What you will do: Render every entry exactly as it appears.

>> START

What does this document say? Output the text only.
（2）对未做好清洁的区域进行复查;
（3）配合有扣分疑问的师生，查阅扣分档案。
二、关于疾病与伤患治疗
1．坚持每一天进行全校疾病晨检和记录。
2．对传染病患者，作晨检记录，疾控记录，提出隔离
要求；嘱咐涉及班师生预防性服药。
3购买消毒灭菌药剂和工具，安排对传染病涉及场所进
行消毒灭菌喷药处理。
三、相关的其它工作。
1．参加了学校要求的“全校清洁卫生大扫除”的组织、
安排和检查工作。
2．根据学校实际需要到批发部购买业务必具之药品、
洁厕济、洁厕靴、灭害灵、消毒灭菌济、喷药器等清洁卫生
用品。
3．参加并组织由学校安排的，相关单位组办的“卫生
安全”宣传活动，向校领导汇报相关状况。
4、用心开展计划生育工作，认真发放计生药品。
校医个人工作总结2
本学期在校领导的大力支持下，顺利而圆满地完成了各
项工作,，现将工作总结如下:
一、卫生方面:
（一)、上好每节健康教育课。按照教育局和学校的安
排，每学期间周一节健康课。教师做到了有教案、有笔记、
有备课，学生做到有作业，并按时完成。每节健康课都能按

>> END

Answer to this problem:
What does this document say? Output the text only.
（2）对未做好清洁的区域进行复查;
（3）配合有扣分疑问的师生，查阅扣分档案。
二、关于疾病与伤患治疗
1．坚持每一天进行全校疾病晨检和记录。
2．对传染病患者，作晨检记录，疾控记录，提出隔离
要求；嘱咐涉及班师生预防性服药。
3购买消毒灭菌药剂和工具，安排对传染病涉及场所进
行消毒灭菌喷药处理。
三、相关的其它工作。
1．参加了学校要求的“全校清洁卫生大扫除”的组织、
安排和检查工作。
2．根据学校实际需要到批发部购买业务必具之药品、
洁厕济、洁厕靴、灭害灵、消毒灭菌济、喷药器等清洁卫生
用品。
3．参加并组织由学校安排的，相关单位组办的“卫生
安全”宣传活动，向校领导汇报相关状况。
4、用心开展计划生育工作，认真发放计生药品。
校医个人工作总结2
本学期在校领导的大力支持下，顺利而圆满地完成了各
项工作,，现将工作总结如下:
一、卫生方面:
（一)、上好每节健康教育课。按照教育局和学校的安
排，每学期间周一节健康课。教师做到了有教案、有笔记、
有备课，学生做到有作业，并按时完成。每节健康课都能按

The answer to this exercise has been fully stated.